EXERCISE OBJECTIVE: Output the data that follows exactly, line for line.

------------------------------------

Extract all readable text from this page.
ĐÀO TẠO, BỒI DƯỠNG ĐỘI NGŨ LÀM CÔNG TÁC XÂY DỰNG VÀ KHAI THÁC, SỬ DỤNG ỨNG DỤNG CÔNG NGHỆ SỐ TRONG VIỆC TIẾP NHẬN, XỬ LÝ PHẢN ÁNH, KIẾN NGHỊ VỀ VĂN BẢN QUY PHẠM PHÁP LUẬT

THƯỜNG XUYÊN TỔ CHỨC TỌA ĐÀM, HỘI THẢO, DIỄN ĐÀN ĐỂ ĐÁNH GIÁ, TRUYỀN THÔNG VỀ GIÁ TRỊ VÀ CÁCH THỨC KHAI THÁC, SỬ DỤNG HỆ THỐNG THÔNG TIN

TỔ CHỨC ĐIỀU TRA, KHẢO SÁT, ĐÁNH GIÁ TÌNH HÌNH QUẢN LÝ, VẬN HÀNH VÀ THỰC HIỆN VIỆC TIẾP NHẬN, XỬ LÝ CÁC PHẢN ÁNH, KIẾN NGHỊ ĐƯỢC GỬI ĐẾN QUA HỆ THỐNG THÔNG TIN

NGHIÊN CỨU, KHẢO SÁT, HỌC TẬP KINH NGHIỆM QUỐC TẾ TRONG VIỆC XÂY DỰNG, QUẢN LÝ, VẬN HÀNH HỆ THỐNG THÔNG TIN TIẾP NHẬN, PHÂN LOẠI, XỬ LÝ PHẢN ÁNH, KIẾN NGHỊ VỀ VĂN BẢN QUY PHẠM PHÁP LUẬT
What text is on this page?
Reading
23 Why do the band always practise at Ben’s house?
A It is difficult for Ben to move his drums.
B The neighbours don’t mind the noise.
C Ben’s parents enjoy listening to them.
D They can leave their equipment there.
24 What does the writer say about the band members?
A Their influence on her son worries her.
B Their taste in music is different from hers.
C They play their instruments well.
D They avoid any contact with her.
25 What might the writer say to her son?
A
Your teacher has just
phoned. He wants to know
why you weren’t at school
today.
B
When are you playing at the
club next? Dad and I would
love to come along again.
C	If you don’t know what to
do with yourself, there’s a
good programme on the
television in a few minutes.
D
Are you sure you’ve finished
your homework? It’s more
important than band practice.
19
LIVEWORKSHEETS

------------------------------------

EXERCISE RESULT:
Extract all readable text from this page.
ĐÀO TẠO, BỒI DƯỠNG ĐỘI NGŨ LÀM CÔNG TÁC XÂY DỰNG VÀ KHAI THÁC, SỬ DỤNG ỨNG DỤNG CÔNG NGHỆ SỐ TRONG VIỆC TIẾP NHẬN, XỬ LÝ PHẢN ÁNH, KIẾN NGHỊ VỀ VĂN BẢN QUY PHẠM PHÁP LUẬT

THƯỜNG XUYÊN TỔ CHỨC TỌA ĐÀM, HỘI THẢO, DIỄN ĐÀN ĐỂ ĐÁNH GIÁ, TRUYỀN THÔNG VỀ GIÁ TRỊ VÀ CÁCH THỨC KHAI THÁC, SỬ DỤNG HỆ THỐNG THÔNG TIN

TỔ CHỨC ĐIỀU TRA, KHẢO SÁT, ĐÁNH GIÁ TÌNH HÌNH QUẢN LÝ, VẬN HÀNH VÀ THỰC HIỆN VIỆC TIẾP NHẬN, XỬ LÝ CÁC PHẢN ÁNH, KIẾN NGHỊ ĐƯỢC GỬI ĐẾN QUA HỆ THỐNG THÔNG TIN

NGHIÊN CỨU, KHẢO SÁT, HỌC TẬP KINH NGHIỆM QUỐC TẾ TRONG VIỆC XÂY DỰNG, QUẢN LÝ, VẬN HÀNH HỆ THỐNG THÔNG TIN TIẾP NHẬN, PHÂN LOẠI, XỬ LÝ PHẢN ÁNH, KIẾN NGHỊ VỀ VĂN BẢN QUY PHẠM PHÁP LUẬT
What text is on this page?
Reading
23 Why do the band always practise at Ben’s house?
A It is difficult for Ben to move his drums.
B The neighbours don’t mind the noise.
C Ben’s parents enjoy listening to them.
D They can leave their equipment there.
24 What does the writer say about the band members?
A Their influence on her son worries her.
B Their taste in music is different from hers.
C They play their instruments well.
D They avoid any contact with her.
25 What might the writer say to her son?
A
Your teacher has just
phoned. He wants to know
why you weren’t at school
today.
B
When are you playing at the
club next? Dad and I would
love to come along again.
C	If you don’t know what to
do with yourself, there’s a
good programme on the
television in a few minutes.
D
Are you sure you’ve finished
your homework? It’s more
important than band practice.
19
LIVEWORKSHEETS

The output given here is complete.